§ THE EXERCISE
Go through the records line by line and work out how many lines hold the word "Technology". Answer with the number only.

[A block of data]
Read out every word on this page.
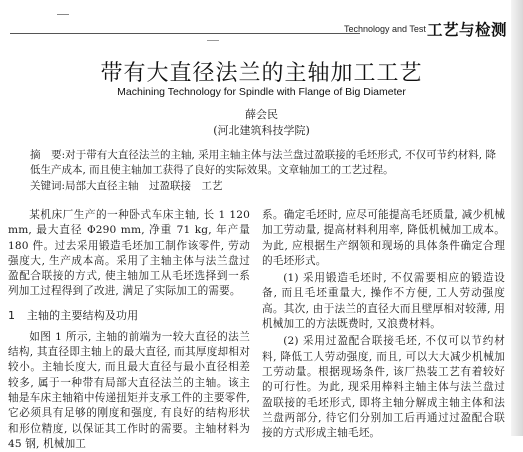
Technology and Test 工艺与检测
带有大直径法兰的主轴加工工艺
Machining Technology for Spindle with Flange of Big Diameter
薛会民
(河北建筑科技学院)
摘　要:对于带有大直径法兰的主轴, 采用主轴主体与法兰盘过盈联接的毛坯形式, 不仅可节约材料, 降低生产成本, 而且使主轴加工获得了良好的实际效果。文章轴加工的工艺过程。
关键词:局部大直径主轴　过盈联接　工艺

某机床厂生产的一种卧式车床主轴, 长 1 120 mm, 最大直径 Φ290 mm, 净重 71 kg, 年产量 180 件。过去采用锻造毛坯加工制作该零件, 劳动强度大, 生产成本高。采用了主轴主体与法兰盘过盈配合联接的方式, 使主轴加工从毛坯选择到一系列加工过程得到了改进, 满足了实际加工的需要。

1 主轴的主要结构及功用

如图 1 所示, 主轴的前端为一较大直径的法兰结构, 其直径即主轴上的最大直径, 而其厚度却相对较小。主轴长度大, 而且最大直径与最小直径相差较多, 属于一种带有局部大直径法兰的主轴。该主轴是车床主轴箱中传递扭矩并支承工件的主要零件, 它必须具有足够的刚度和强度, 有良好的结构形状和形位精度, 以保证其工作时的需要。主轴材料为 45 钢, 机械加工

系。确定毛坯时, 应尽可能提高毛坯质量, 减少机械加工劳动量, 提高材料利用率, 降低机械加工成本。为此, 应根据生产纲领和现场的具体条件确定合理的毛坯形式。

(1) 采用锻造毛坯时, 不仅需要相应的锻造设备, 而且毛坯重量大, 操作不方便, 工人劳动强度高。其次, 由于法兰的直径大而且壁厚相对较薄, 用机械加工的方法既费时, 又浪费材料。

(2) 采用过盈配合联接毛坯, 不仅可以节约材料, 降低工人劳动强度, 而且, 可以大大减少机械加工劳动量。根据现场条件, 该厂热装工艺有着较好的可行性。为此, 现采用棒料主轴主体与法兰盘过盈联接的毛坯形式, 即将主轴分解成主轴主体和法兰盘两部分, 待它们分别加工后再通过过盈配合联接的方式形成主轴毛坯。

§ SOLUTION FOR THIS PROBLEM
2